▶ **WHAT THE TASK REQUIRES**
With the pictures left out, copy the listing below exactly.

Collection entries
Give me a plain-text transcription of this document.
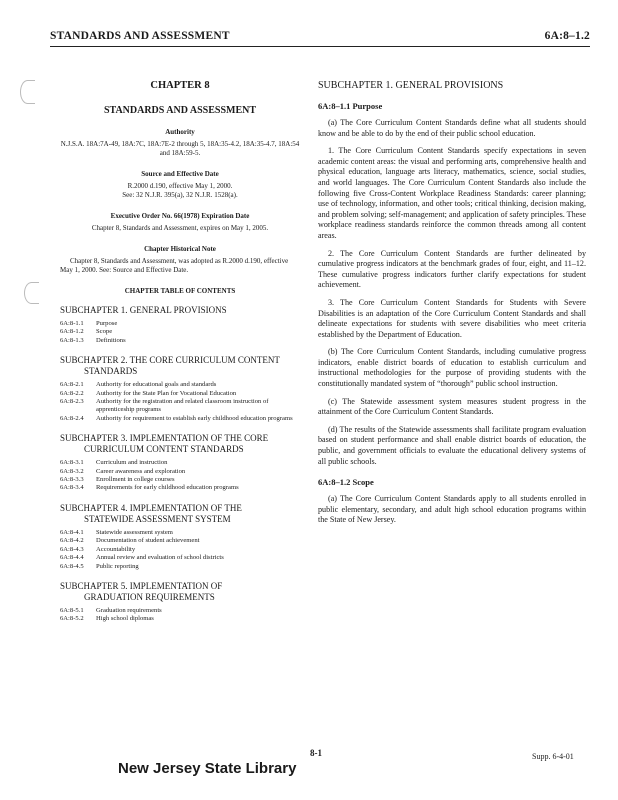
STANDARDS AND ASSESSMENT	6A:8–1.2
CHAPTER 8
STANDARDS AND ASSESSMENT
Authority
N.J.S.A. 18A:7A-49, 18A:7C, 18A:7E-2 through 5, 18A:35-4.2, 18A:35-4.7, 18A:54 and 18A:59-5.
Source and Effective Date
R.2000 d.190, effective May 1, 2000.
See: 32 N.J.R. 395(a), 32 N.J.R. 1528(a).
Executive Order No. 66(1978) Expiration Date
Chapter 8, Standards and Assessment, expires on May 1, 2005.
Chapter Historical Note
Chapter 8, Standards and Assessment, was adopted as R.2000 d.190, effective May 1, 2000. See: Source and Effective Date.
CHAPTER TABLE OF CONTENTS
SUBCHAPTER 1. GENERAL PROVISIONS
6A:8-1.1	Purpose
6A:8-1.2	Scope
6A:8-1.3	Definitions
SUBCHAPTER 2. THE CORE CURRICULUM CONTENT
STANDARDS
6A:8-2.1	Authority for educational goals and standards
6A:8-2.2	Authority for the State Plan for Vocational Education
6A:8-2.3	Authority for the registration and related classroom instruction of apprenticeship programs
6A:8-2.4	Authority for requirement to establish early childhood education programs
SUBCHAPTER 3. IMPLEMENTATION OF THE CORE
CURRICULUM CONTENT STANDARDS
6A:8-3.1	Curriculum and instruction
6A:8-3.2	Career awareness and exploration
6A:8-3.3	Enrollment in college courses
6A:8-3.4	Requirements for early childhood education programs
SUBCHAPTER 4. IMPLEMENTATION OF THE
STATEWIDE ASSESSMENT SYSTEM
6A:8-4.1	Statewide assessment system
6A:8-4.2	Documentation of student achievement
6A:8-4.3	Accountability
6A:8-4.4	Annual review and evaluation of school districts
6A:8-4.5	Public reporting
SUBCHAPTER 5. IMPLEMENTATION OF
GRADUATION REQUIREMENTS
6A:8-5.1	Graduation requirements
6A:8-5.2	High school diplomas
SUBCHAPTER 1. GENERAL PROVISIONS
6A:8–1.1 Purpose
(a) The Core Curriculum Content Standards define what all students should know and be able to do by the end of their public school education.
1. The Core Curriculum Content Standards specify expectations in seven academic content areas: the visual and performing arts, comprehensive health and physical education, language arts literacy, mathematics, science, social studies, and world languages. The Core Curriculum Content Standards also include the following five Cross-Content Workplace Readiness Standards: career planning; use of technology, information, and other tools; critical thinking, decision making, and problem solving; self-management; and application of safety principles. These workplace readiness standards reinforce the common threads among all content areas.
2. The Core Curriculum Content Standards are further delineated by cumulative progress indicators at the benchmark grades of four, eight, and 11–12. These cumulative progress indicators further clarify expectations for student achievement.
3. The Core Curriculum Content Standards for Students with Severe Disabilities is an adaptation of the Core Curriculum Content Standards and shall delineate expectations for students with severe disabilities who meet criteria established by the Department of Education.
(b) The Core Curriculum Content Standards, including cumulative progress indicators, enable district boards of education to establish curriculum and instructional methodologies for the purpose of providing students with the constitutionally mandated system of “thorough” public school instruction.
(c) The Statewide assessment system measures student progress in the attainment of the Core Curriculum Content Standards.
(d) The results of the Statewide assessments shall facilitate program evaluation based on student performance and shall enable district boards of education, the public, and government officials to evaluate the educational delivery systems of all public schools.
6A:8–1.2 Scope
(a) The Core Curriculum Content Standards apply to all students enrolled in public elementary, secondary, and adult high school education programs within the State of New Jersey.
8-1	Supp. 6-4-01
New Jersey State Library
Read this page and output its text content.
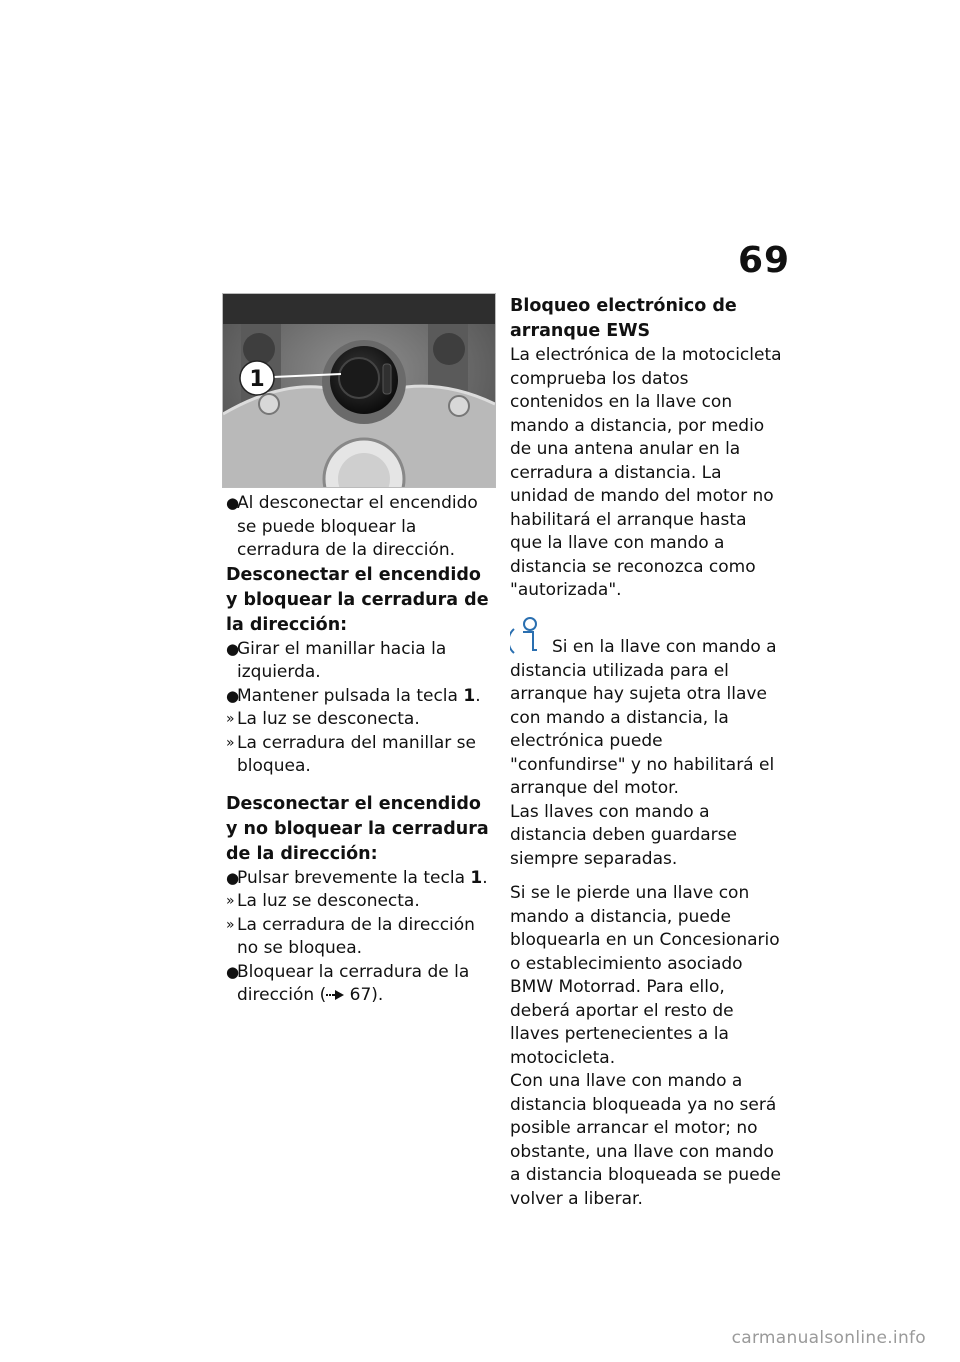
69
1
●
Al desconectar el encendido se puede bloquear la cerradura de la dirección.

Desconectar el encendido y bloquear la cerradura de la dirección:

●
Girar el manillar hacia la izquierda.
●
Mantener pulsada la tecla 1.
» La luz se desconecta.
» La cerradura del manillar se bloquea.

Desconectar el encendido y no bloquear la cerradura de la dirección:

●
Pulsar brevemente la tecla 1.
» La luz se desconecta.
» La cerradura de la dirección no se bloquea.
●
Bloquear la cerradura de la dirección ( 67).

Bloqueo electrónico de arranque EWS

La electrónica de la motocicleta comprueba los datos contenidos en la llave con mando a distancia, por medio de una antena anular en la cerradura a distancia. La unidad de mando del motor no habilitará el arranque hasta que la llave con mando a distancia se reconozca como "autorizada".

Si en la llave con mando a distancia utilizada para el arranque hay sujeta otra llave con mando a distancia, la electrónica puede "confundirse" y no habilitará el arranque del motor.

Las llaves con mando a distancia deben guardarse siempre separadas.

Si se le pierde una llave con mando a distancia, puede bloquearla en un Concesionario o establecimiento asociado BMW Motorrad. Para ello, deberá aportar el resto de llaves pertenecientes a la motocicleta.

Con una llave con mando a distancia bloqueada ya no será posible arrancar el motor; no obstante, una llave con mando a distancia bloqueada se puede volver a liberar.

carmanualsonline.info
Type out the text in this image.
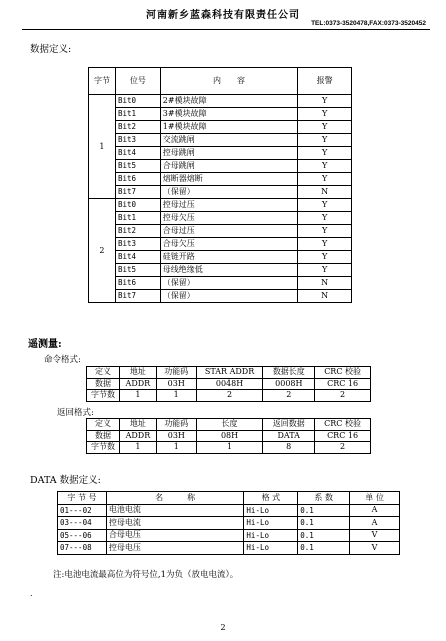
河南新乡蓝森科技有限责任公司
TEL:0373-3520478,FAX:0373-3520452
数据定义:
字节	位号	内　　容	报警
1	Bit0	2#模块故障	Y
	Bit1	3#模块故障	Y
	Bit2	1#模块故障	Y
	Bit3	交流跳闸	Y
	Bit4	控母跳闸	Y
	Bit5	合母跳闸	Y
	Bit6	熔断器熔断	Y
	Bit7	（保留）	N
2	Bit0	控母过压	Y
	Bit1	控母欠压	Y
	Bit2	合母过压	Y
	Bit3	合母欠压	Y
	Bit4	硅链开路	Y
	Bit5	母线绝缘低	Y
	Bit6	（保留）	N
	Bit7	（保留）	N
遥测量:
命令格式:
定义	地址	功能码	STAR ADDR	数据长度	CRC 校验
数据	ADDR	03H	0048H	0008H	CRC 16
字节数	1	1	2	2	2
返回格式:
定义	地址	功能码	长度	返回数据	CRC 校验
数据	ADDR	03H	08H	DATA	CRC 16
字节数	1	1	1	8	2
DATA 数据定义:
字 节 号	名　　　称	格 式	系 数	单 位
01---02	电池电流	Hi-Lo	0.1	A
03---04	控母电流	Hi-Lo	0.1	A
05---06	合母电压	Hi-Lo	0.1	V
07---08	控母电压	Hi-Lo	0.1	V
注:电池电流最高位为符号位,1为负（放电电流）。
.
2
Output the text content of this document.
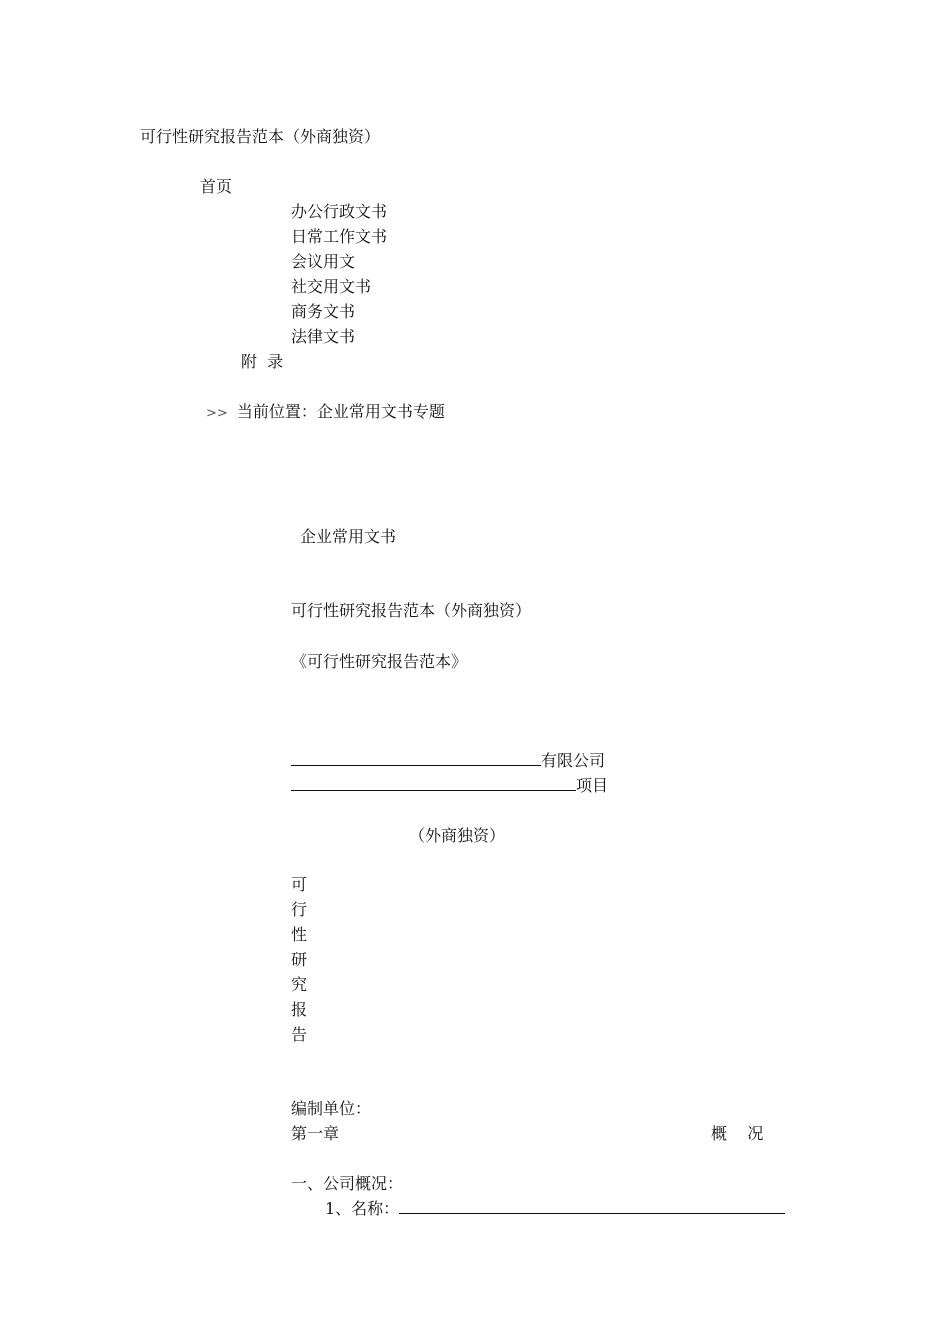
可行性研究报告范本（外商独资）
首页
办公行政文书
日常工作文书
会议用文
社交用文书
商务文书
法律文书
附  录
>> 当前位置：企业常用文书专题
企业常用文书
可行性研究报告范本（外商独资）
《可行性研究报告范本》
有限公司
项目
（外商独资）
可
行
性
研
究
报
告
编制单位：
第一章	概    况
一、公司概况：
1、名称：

▶ **RESULT**
Give me a plain-text transcription of this document.
STANDARDS AND ASSESSMENT	6A:8–1.2
CHAPTER 8
STANDARDS AND ASSESSMENT
Authority
N.J.S.A. 18A:7A-49, 18A:7C, 18A:7E-2 through 5, 18A:35-4.2, 18A:35-4.7, 18A:54 and 18A:59-5.
Source and Effective Date
R.2000 d.190, effective May 1, 2000.
See: 32 N.J.R. 395(a), 32 N.J.R. 1528(a).
Executive Order No. 66(1978) Expiration Date
Chapter 8, Standards and Assessment, expires on May 1, 2005.
Chapter Historical Note
Chapter 8, Standards and Assessment, was adopted as R.2000 d.190, effective May 1, 2000. See: Source and Effective Date.
CHAPTER TABLE OF CONTENTS
SUBCHAPTER 1. GENERAL PROVISIONS
6A:8-1.1	Purpose
6A:8-1.2	Scope
6A:8-1.3	Definitions
SUBCHAPTER 2. THE CORE CURRICULUM CONTENT
STANDARDS
6A:8-2.1	Authority for educational goals and standards
6A:8-2.2	Authority for the State Plan for Vocational Education
6A:8-2.3	Authority for the registration and related classroom instruction of apprenticeship programs
6A:8-2.4	Authority for requirement to establish early childhood education programs
SUBCHAPTER 3. IMPLEMENTATION OF THE CORE
CURRICULUM CONTENT STANDARDS
6A:8-3.1	Curriculum and instruction
6A:8-3.2	Career awareness and exploration
6A:8-3.3	Enrollment in college courses
6A:8-3.4	Requirements for early childhood education programs
SUBCHAPTER 4. IMPLEMENTATION OF THE
STATEWIDE ASSESSMENT SYSTEM
6A:8-4.1	Statewide assessment system
6A:8-4.2	Documentation of student achievement
6A:8-4.3	Accountability
6A:8-4.4	Annual review and evaluation of school districts
6A:8-4.5	Public reporting
SUBCHAPTER 5. IMPLEMENTATION OF
GRADUATION REQUIREMENTS
6A:8-5.1	Graduation requirements
6A:8-5.2	High school diplomas
SUBCHAPTER 1. GENERAL PROVISIONS
6A:8–1.1 Purpose
(a) The Core Curriculum Content Standards define what all students should know and be able to do by the end of their public school education.
1. The Core Curriculum Content Standards specify expectations in seven academic content areas: the visual and performing arts, comprehensive health and physical education, language arts literacy, mathematics, science, social studies, and world languages. The Core Curriculum Content Standards also include the following five Cross-Content Workplace Readiness Standards: career planning; use of technology, information, and other tools; critical thinking, decision making, and problem solving; self-management; and application of safety principles. These workplace readiness standards reinforce the common threads among all content areas.
2. The Core Curriculum Content Standards are further delineated by cumulative progress indicators at the benchmark grades of four, eight, and 11–12. These cumulative progress indicators further clarify expectations for student achievement.
3. The Core Curriculum Content Standards for Students with Severe Disabilities is an adaptation of the Core Curriculum Content Standards and shall delineate expectations for students with severe disabilities who meet criteria established by the Department of Education.
(b) The Core Curriculum Content Standards, including cumulative progress indicators, enable district boards of education to establish curriculum and instructional methodologies for the purpose of providing students with the constitutionally mandated system of “thorough” public school instruction.
(c) The Statewide assessment system measures student progress in the attainment of the Core Curriculum Content Standards.
(d) The results of the Statewide assessments shall facilitate program evaluation based on student performance and shall enable district boards of education, the public, and government officials to evaluate the educational delivery systems of all public schools.
6A:8–1.2 Scope
(a) The Core Curriculum Content Standards apply to all students enrolled in public elementary, secondary, and adult high school education programs within the State of New Jersey.
8-1	Supp. 6-4-01
New Jersey State Library
Read this page and output its text content.
69
1
●
Al desconectar el encendido se puede bloquear la cerradura de la dirección.

Desconectar el encendido y bloquear la cerradura de la dirección:

●
Girar el manillar hacia la izquierda.
●
Mantener pulsada la tecla 1.
» La luz se desconecta.
» La cerradura del manillar se bloquea.

Desconectar el encendido y no bloquear la cerradura de la dirección:

●
Pulsar brevemente la tecla 1.
» La luz se desconecta.
» La cerradura de la dirección no se bloquea.
●
Bloquear la cerradura de la dirección ( 67).

Bloqueo electrónico de arranque EWS

La electrónica de la motocicleta comprueba los datos contenidos en la llave con mando a distancia, por medio de una antena anular en la cerradura a distancia. La unidad de mando del motor no habilitará el arranque hasta que la llave con mando a distancia se reconozca como "autorizada".

Si en la llave con mando a distancia utilizada para el arranque hay sujeta otra llave con mando a distancia, la electrónica puede "confundirse" y no habilitará el arranque del motor.

Las llaves con mando a distancia deben guardarse siempre separadas.

Si se le pierde una llave con mando a distancia, puede bloquearla en un Concesionario o establecimiento asociado BMW Motorrad. Para ello, deberá aportar el resto de llaves pertenecientes a la motocicleta.

Con una llave con mando a distancia bloqueada ya no será posible arrancar el motor; no obstante, una llave con mando a distancia bloqueada se puede volver a liberar.

carmanualsonline.info
Type out the text in this image.
河南新乡蓝森科技有限责任公司
TEL:0373-3520478,FAX:0373-3520452
数据定义:
字节	位号	内　　容	报警
1	Bit0	2#模块故障	Y
	Bit1	3#模块故障	Y
	Bit2	1#模块故障	Y
	Bit3	交流跳闸	Y
	Bit4	控母跳闸	Y
	Bit5	合母跳闸	Y
	Bit6	熔断器熔断	Y
	Bit7	（保留）	N
2	Bit0	控母过压	Y
	Bit1	控母欠压	Y
	Bit2	合母过压	Y
	Bit3	合母欠压	Y
	Bit4	硅链开路	Y
	Bit5	母线绝缘低	Y
	Bit6	（保留）	N
	Bit7	（保留）	N
遥测量:
命令格式:
定义	地址	功能码	STAR ADDR	数据长度	CRC 校验
数据	ADDR	03H	0048H	0008H	CRC 16
字节数	1	1	2	2	2
返回格式:
定义	地址	功能码	长度	返回数据	CRC 校验
数据	ADDR	03H	08H	DATA	CRC 16
字节数	1	1	1	8	2
DATA 数据定义:
字 节 号	名　　　称	格 式	系 数	单 位
01---02	电池电流	Hi-Lo	0.1	A
03---04	控母电流	Hi-Lo	0.1	A
05---06	合母电压	Hi-Lo	0.1	V
07---08	控母电压	Hi-Lo	0.1	V
注:电池电流最高位为符号位,1为负（放电电流）。
.
2
Output the text content of this document.
可行性研究报告范本（外商独资）
首页
办公行政文书
日常工作文书
会议用文
社交用文书
商务文书
法律文书
附  录
>> 当前位置：企业常用文书专题
企业常用文书
可行性研究报告范本（外商独资）
《可行性研究报告范本》
有限公司
项目
（外商独资）
可
行
性
研
究
报
告
编制单位：
第一章	概    况
一、公司概况：
1、名称：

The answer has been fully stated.